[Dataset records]
## START

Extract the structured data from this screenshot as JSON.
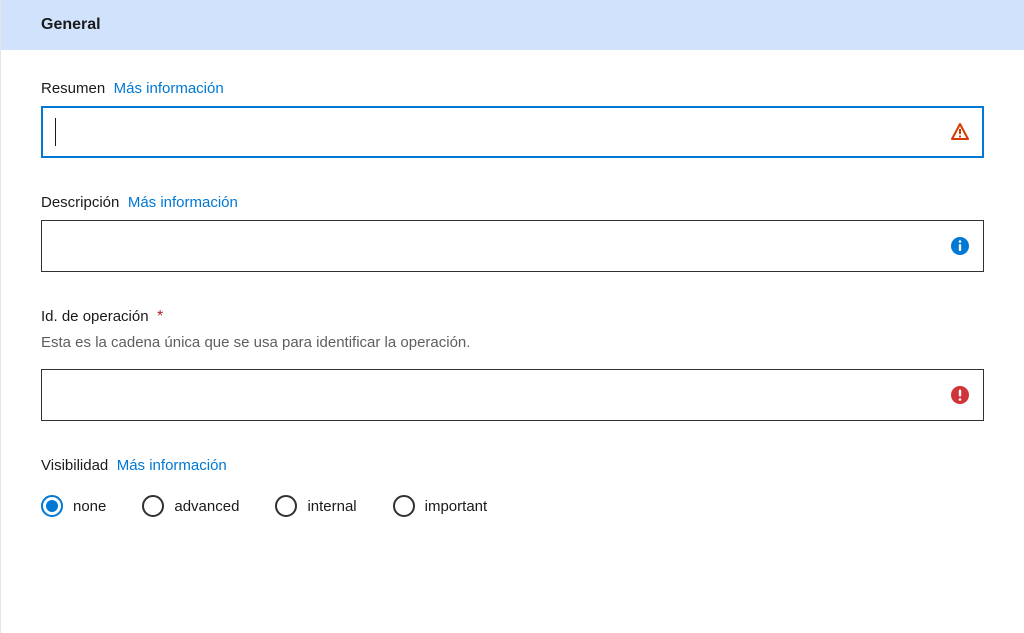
{
  "section": {
    "title": "General"
  },
  "fields": {
    "summary": {
      "label": "Resumen",
      "learn_more": "Más información",
      "value": "",
      "status": "warning"
    },
    "description": {
      "label": "Descripción",
      "learn_more": "Más información",
      "value": "",
      "status": "info"
    },
    "operation_id": {
      "label": "Id. de operación",
      "required": true,
      "helper": "Esta es la cadena única que se usa para identificar la operación.",
      "value": "",
      "status": "error"
    },
    "visibility": {
      "label": "Visibilidad",
      "learn_more": "Más información",
      "selected": "none",
      "options": {
        "none": "none",
        "advanced": "advanced",
        "internal": "internal",
        "important": "important"
      }
    }
  }
}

## END

▶ _Directions for this task_
Every record above must be given again exactly; drop the pictures.

▶ _Output_
Extract the structured data from this screenshot as JSON.
{
  "section": {
    "title": "General"
  },
  "fields": {
    "summary": {
      "label": "Resumen",
      "learn_more": "Más información",
      "value": "",
      "status": "warning"
    },
    "description": {
      "label": "Descripción",
      "learn_more": "Más información",
      "value": "",
      "status": "info"
    },
    "operation_id": {
      "label": "Id. de operación",
      "required": true,
      "helper": "Esta es la cadena única que se usa para identificar la operación.",
      "value": "",
      "status": "error"
    },
    "visibility": {
      "label": "Visibilidad",
      "learn_more": "Más información",
      "selected": "none",
      "options": {
        "none": "none",
        "advanced": "advanced",
        "internal": "internal",
        "important": "important"
      }
    }
  }
}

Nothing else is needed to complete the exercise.